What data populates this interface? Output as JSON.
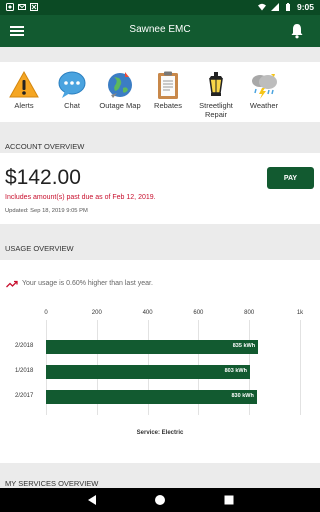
{
  "status_bar": {
    "time": "9:05"
  },
  "app_bar": {
    "title": "Sawnee EMC"
  },
  "quick_actions": [
    {
      "label": "Alerts",
      "icon": "alert-icon"
    },
    {
      "label": "Chat",
      "icon": "chat-icon"
    },
    {
      "label": "Outage Map",
      "icon": "globe-icon"
    },
    {
      "label": "Rebates",
      "icon": "clipboard-icon"
    },
    {
      "label": "Streetlight Repair",
      "icon": "lantern-icon"
    },
    {
      "label": "Weather",
      "icon": "weather-icon"
    }
  ],
  "account": {
    "header": "ACCOUNT OVERVIEW",
    "amount": "$142.00",
    "pay_label": "PAY",
    "past_due": "Includes amount(s) past due as of Feb 12, 2019.",
    "updated": "Updated: Sep 18, 2019 9:05 PM"
  },
  "usage": {
    "header": "USAGE OVERVIEW",
    "note": "Your usage is 0.60% higher than last year.",
    "caption": "Service: Electric"
  },
  "chart_data": {
    "type": "bar",
    "orientation": "horizontal",
    "categories": [
      "2/2018",
      "1/2018",
      "2/2017"
    ],
    "values": [
      835,
      803,
      830
    ],
    "value_labels": [
      "835 kWh",
      "803 kWh",
      "830 kWh"
    ],
    "xticks": [
      "0",
      "200",
      "400",
      "600",
      "800",
      "1k"
    ],
    "xlim": [
      0,
      1000
    ],
    "grid": true,
    "color": "#125a30"
  },
  "services": {
    "header": "MY SERVICES OVERVIEW"
  },
  "colors": {
    "brand_green": "#125a30",
    "status_green": "#0b4a24",
    "alert_red": "#c8102e"
  }
}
------------
Set task = Reproduce the listing exactly. Leave its pictures out.

The completed task =
What data populates this interface? Output as JSON.
{
  "status_bar": {
    "time": "9:05"
  },
  "app_bar": {
    "title": "Sawnee EMC"
  },
  "quick_actions": [
    {
      "label": "Alerts",
      "icon": "alert-icon"
    },
    {
      "label": "Chat",
      "icon": "chat-icon"
    },
    {
      "label": "Outage Map",
      "icon": "globe-icon"
    },
    {
      "label": "Rebates",
      "icon": "clipboard-icon"
    },
    {
      "label": "Streetlight Repair",
      "icon": "lantern-icon"
    },
    {
      "label": "Weather",
      "icon": "weather-icon"
    }
  ],
  "account": {
    "header": "ACCOUNT OVERVIEW",
    "amount": "$142.00",
    "pay_label": "PAY",
    "past_due": "Includes amount(s) past due as of Feb 12, 2019.",
    "updated": "Updated: Sep 18, 2019 9:05 PM"
  },
  "usage": {
    "header": "USAGE OVERVIEW",
    "note": "Your usage is 0.60% higher than last year.",
    "caption": "Service: Electric"
  },
  "chart_data": {
    "type": "bar",
    "orientation": "horizontal",
    "categories": [
      "2/2018",
      "1/2018",
      "2/2017"
    ],
    "values": [
      835,
      803,
      830
    ],
    "value_labels": [
      "835 kWh",
      "803 kWh",
      "830 kWh"
    ],
    "xticks": [
      "0",
      "200",
      "400",
      "600",
      "800",
      "1k"
    ],
    "xlim": [
      0,
      1000
    ],
    "grid": true,
    "color": "#125a30"
  },
  "services": {
    "header": "MY SERVICES OVERVIEW"
  },
  "colors": {
    "brand_green": "#125a30",
    "status_green": "#0b4a24",
    "alert_red": "#c8102e"
  }
}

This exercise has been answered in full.